#### INPUT RECORDS
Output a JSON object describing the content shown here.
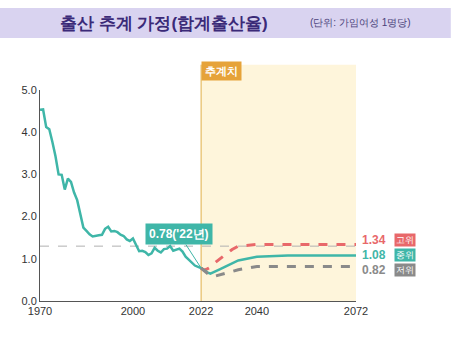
{
  "chart_data": {
    "type": "line",
    "title": "출산 추계 가정(합계출산율)",
    "subtitle": "(단위: 가임여성 1명당)",
    "xlim": [
      1970,
      2072
    ],
    "xticks": [
      1970,
      2000,
      2022,
      2040,
      2072
    ],
    "ylim": [
      0,
      5
    ],
    "yticks": [
      {
        "value": 0,
        "label": "0.0"
      },
      {
        "value": 1,
        "label": "1.0"
      },
      {
        "value": 2,
        "label": "2.0"
      },
      {
        "value": 3,
        "label": "3.0"
      },
      {
        "value": 4,
        "label": "4.0"
      },
      {
        "value": 5,
        "label": "5.0"
      }
    ],
    "grid": false,
    "projection": {
      "label": "추계치",
      "start": 2022
    },
    "reference_lines": [
      1.3
    ],
    "annotations": [
      {
        "x": 2022,
        "y": 0.78,
        "text": "0.78('22년)"
      }
    ],
    "series": [
      {
        "color": "#3fb6a8",
        "line_style": "solid",
        "x": [
          1970,
          1971,
          1972,
          1973,
          1974,
          1975,
          1976,
          1977,
          1978,
          1979,
          1980,
          1981,
          1982,
          1983,
          1984,
          1985,
          1986,
          1987,
          1988,
          1989,
          1990,
          1991,
          1992,
          1993,
          1994,
          1995,
          1996,
          1997,
          1998,
          1999,
          2000,
          2001,
          2002,
          2003,
          2004,
          2005,
          2006,
          2007,
          2008,
          2009,
          2010,
          2011,
          2012,
          2013,
          2014,
          2015,
          2016,
          2017,
          2018,
          2019,
          2020,
          2021,
          2022
        ],
        "values": [
          4.53,
          4.54,
          4.12,
          4.07,
          3.77,
          3.43,
          3.0,
          2.99,
          2.64,
          2.9,
          2.82,
          2.57,
          2.39,
          2.06,
          1.74,
          1.66,
          1.58,
          1.53,
          1.55,
          1.56,
          1.57,
          1.71,
          1.76,
          1.65,
          1.66,
          1.63,
          1.57,
          1.54,
          1.46,
          1.42,
          1.48,
          1.31,
          1.18,
          1.19,
          1.16,
          1.09,
          1.13,
          1.26,
          1.19,
          1.15,
          1.23,
          1.24,
          1.3,
          1.19,
          1.21,
          1.24,
          1.17,
          1.05,
          0.98,
          0.92,
          0.84,
          0.81,
          0.78
        ]
      },
      {
        "name": "고위",
        "end_label": "1.34",
        "color": "#e8686a",
        "line_style": "dashed",
        "x": [
          2022,
          2023,
          2024,
          2025,
          2026,
          2028,
          2030,
          2032,
          2034,
          2040,
          2050,
          2060,
          2072
        ],
        "values": [
          0.78,
          0.73,
          0.76,
          0.8,
          0.88,
          1.0,
          1.12,
          1.22,
          1.3,
          1.34,
          1.34,
          1.34,
          1.34
        ]
      },
      {
        "name": "중위",
        "end_label": "1.08",
        "color": "#3fb6a8",
        "line_style": "solid",
        "x": [
          2022,
          2023,
          2024,
          2025,
          2026,
          2028,
          2030,
          2032,
          2034,
          2040,
          2050,
          2060,
          2072
        ],
        "values": [
          0.78,
          0.72,
          0.68,
          0.65,
          0.68,
          0.75,
          0.82,
          0.9,
          0.96,
          1.05,
          1.08,
          1.08,
          1.08
        ]
      },
      {
        "name": "저위",
        "end_label": "0.82",
        "color": "#8a8a8a",
        "line_style": "dashed",
        "x": [
          2022,
          2023,
          2024,
          2025,
          2026,
          2028,
          2030,
          2032,
          2034,
          2040,
          2050,
          2060,
          2072
        ],
        "values": [
          0.78,
          0.72,
          0.64,
          0.59,
          0.58,
          0.62,
          0.66,
          0.7,
          0.74,
          0.82,
          0.82,
          0.82,
          0.82
        ]
      }
    ]
  }
}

#### TO BE DONE
Could you repeat all of the material exactly? Pictures should not be copied.

#### CORRECT ANSWER
Output a JSON object describing the content shown here.
{
  "chart_data": {
    "type": "line",
    "title": "출산 추계 가정(합계출산율)",
    "subtitle": "(단위: 가임여성 1명당)",
    "xlim": [
      1970,
      2072
    ],
    "xticks": [
      1970,
      2000,
      2022,
      2040,
      2072
    ],
    "ylim": [
      0,
      5
    ],
    "yticks": [
      {
        "value": 0,
        "label": "0.0"
      },
      {
        "value": 1,
        "label": "1.0"
      },
      {
        "value": 2,
        "label": "2.0"
      },
      {
        "value": 3,
        "label": "3.0"
      },
      {
        "value": 4,
        "label": "4.0"
      },
      {
        "value": 5,
        "label": "5.0"
      }
    ],
    "grid": false,
    "projection": {
      "label": "추계치",
      "start": 2022
    },
    "reference_lines": [
      1.3
    ],
    "annotations": [
      {
        "x": 2022,
        "y": 0.78,
        "text": "0.78('22년)"
      }
    ],
    "series": [
      {
        "color": "#3fb6a8",
        "line_style": "solid",
        "x": [
          1970,
          1971,
          1972,
          1973,
          1974,
          1975,
          1976,
          1977,
          1978,
          1979,
          1980,
          1981,
          1982,
          1983,
          1984,
          1985,
          1986,
          1987,
          1988,
          1989,
          1990,
          1991,
          1992,
          1993,
          1994,
          1995,
          1996,
          1997,
          1998,
          1999,
          2000,
          2001,
          2002,
          2003,
          2004,
          2005,
          2006,
          2007,
          2008,
          2009,
          2010,
          2011,
          2012,
          2013,
          2014,
          2015,
          2016,
          2017,
          2018,
          2019,
          2020,
          2021,
          2022
        ],
        "values": [
          4.53,
          4.54,
          4.12,
          4.07,
          3.77,
          3.43,
          3.0,
          2.99,
          2.64,
          2.9,
          2.82,
          2.57,
          2.39,
          2.06,
          1.74,
          1.66,
          1.58,
          1.53,
          1.55,
          1.56,
          1.57,
          1.71,
          1.76,
          1.65,
          1.66,
          1.63,
          1.57,
          1.54,
          1.46,
          1.42,
          1.48,
          1.31,
          1.18,
          1.19,
          1.16,
          1.09,
          1.13,
          1.26,
          1.19,
          1.15,
          1.23,
          1.24,
          1.3,
          1.19,
          1.21,
          1.24,
          1.17,
          1.05,
          0.98,
          0.92,
          0.84,
          0.81,
          0.78
        ]
      },
      {
        "name": "고위",
        "end_label": "1.34",
        "color": "#e8686a",
        "line_style": "dashed",
        "x": [
          2022,
          2023,
          2024,
          2025,
          2026,
          2028,
          2030,
          2032,
          2034,
          2040,
          2050,
          2060,
          2072
        ],
        "values": [
          0.78,
          0.73,
          0.76,
          0.8,
          0.88,
          1.0,
          1.12,
          1.22,
          1.3,
          1.34,
          1.34,
          1.34,
          1.34
        ]
      },
      {
        "name": "중위",
        "end_label": "1.08",
        "color": "#3fb6a8",
        "line_style": "solid",
        "x": [
          2022,
          2023,
          2024,
          2025,
          2026,
          2028,
          2030,
          2032,
          2034,
          2040,
          2050,
          2060,
          2072
        ],
        "values": [
          0.78,
          0.72,
          0.68,
          0.65,
          0.68,
          0.75,
          0.82,
          0.9,
          0.96,
          1.05,
          1.08,
          1.08,
          1.08
        ]
      },
      {
        "name": "저위",
        "end_label": "0.82",
        "color": "#8a8a8a",
        "line_style": "dashed",
        "x": [
          2022,
          2023,
          2024,
          2025,
          2026,
          2028,
          2030,
          2032,
          2034,
          2040,
          2050,
          2060,
          2072
        ],
        "values": [
          0.78,
          0.72,
          0.64,
          0.59,
          0.58,
          0.62,
          0.66,
          0.7,
          0.74,
          0.82,
          0.82,
          0.82,
          0.82
        ]
      }
    ]
  }
}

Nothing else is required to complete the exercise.